• _DIRECTIVE_
Locate the string "this" in the listing below. Copy every line where it is found.

• _DATASET RECORDS_
——
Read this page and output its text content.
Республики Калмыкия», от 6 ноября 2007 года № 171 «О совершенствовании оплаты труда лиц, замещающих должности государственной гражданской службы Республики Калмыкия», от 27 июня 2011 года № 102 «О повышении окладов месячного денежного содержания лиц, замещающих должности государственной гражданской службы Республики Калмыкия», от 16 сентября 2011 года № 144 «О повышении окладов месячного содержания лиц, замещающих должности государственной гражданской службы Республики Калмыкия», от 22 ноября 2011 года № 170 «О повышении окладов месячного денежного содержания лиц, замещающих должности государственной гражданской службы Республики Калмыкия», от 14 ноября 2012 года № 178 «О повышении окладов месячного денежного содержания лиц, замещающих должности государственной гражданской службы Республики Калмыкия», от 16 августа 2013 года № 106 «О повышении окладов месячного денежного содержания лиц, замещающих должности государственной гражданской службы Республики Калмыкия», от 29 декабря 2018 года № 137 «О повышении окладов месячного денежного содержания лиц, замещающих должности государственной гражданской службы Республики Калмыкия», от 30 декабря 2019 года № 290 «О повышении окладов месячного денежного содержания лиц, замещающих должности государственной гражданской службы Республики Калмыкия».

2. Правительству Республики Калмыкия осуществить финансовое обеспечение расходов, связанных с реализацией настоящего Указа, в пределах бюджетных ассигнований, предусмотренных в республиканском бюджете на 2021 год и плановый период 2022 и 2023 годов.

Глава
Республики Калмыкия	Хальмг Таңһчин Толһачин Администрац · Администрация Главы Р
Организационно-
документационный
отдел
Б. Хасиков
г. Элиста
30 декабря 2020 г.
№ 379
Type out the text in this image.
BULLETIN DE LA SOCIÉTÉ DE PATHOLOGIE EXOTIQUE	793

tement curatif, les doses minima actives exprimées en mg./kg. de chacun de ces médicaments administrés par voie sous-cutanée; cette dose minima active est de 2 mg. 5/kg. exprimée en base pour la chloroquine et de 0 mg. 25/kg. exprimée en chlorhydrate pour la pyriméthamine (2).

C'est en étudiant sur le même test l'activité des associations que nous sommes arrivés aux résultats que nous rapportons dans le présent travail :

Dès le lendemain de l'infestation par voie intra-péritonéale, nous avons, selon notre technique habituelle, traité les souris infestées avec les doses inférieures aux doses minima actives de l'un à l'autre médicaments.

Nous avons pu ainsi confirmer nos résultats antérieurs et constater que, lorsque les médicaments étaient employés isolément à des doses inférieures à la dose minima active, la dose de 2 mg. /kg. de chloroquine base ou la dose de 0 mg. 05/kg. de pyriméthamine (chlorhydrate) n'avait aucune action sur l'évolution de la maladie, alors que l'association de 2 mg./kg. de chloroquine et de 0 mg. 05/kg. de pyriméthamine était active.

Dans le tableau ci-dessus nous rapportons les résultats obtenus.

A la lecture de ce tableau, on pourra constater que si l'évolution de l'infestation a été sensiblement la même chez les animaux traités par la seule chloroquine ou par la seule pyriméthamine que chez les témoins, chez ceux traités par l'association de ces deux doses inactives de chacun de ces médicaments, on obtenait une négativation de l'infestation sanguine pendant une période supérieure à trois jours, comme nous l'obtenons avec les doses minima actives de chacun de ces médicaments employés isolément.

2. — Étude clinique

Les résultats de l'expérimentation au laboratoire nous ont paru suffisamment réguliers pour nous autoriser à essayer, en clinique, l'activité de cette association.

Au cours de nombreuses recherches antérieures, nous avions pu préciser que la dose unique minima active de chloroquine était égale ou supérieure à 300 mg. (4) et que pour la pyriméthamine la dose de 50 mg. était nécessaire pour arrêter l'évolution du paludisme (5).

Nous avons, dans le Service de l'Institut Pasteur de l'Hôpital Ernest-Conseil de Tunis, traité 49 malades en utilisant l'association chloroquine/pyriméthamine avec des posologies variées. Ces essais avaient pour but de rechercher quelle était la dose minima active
——
• _TASK SOLUTION_
Read this page and output its text content.
Type out the text in this image.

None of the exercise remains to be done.